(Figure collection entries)
--
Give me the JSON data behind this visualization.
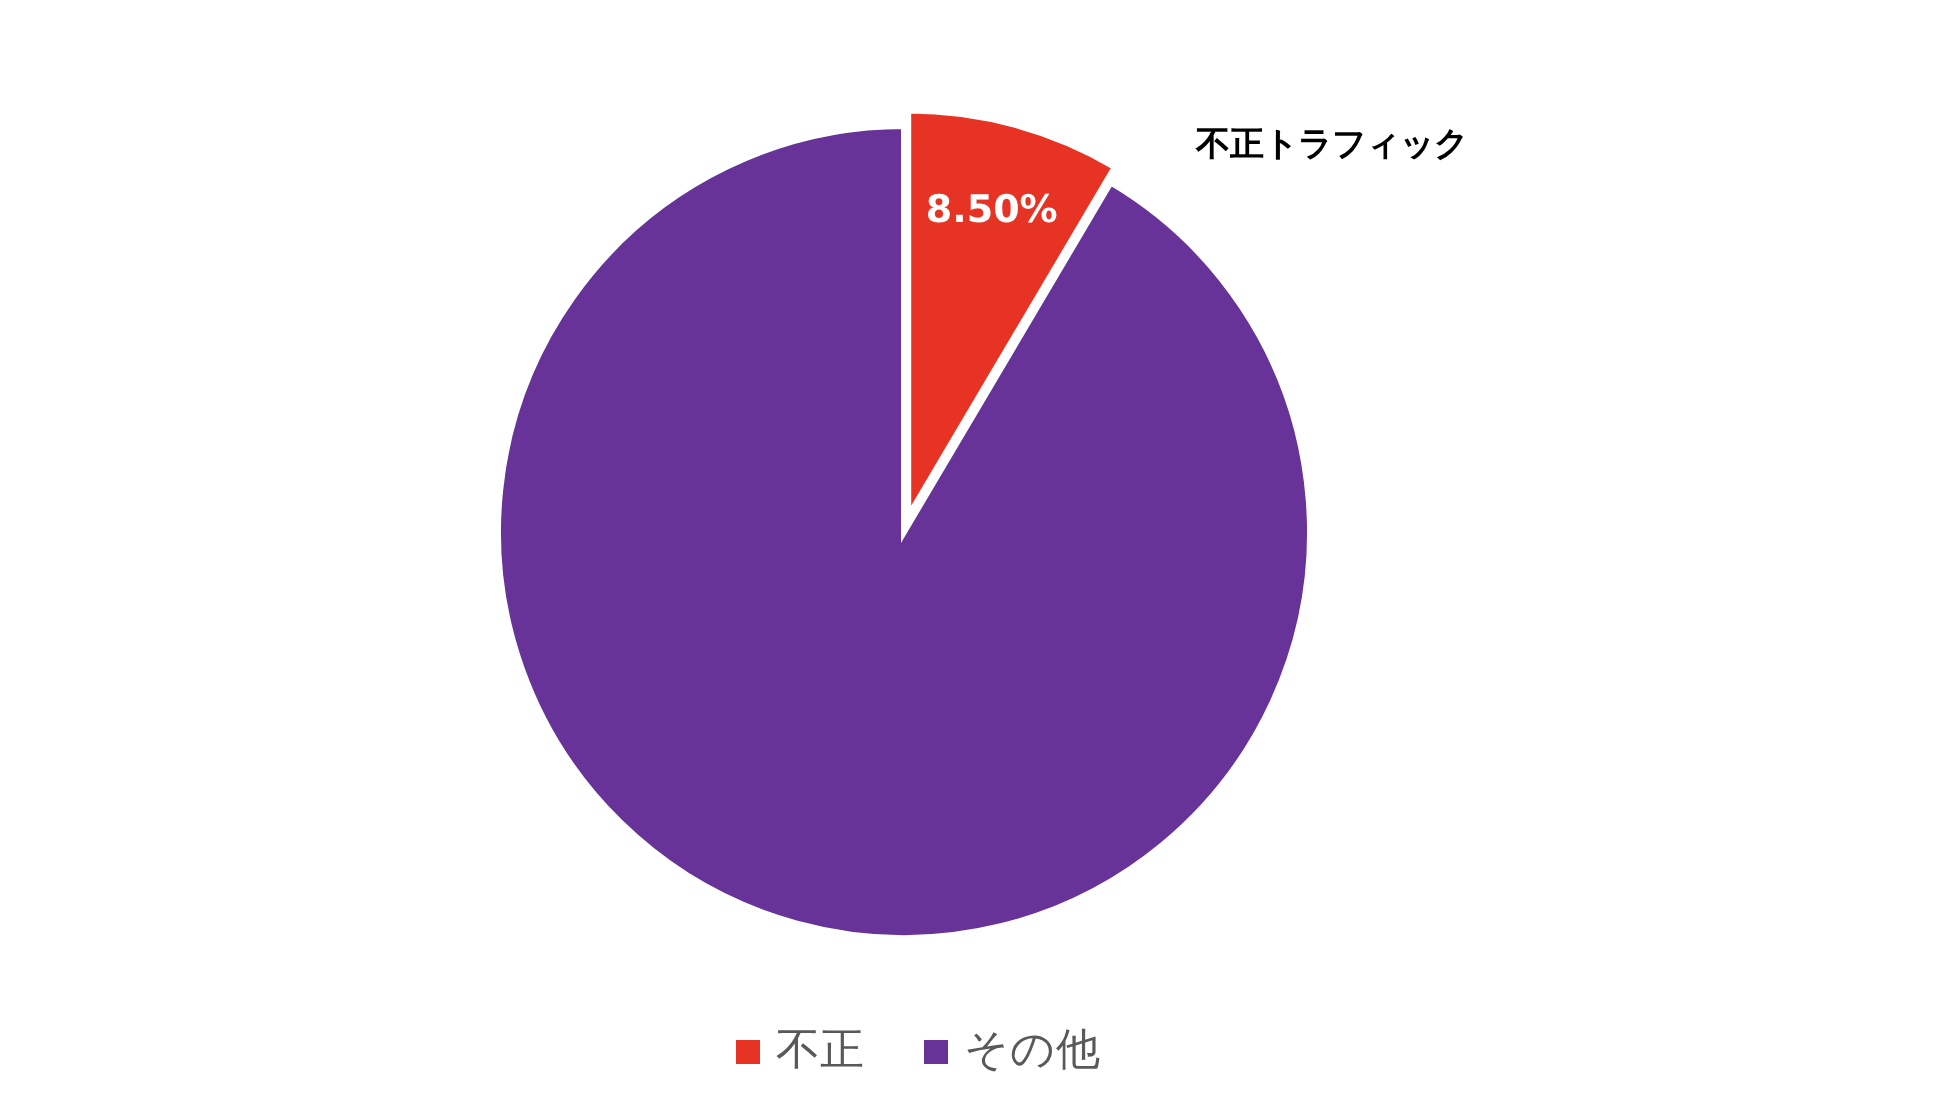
{
  "chart_data": {
    "type": "pie",
    "categories": [
      "不正",
      "その他"
    ],
    "values": [
      8.5,
      91.5
    ],
    "colors": [
      "#e63323",
      "#673398"
    ],
    "value_labels": [
      "8.50%",
      null
    ],
    "annotations": [
      "不正トラフィック"
    ],
    "legend": "bottom"
  }
}
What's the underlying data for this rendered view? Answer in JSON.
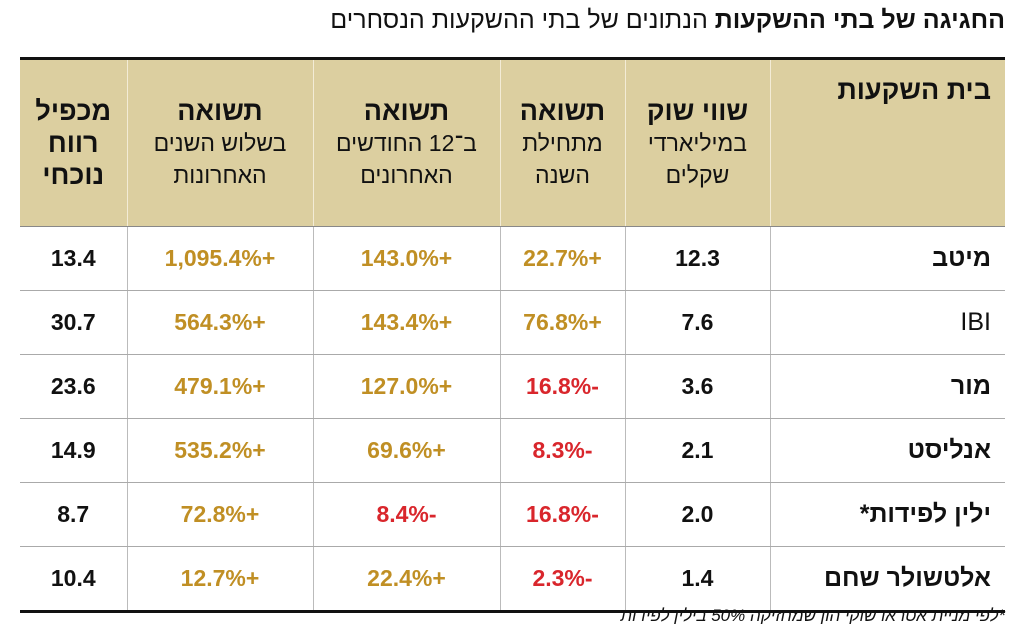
--
Except for the pictures, reproduce every line exactly.

Give me the JSON data behind this visualization.
{
  "chart_data": {
    "type": "pie",
    "categories": [
      "不正",
      "その他"
    ],
    "values": [
      8.5,
      91.5
    ],
    "colors": [
      "#e63323",
      "#673398"
    ],
    "value_labels": [
      "8.50%",
      null
    ],
    "annotations": [
      "不正トラフィック"
    ],
    "legend": "bottom"
  }
}
What's the underlying data for this rendered view? Answer in JSON.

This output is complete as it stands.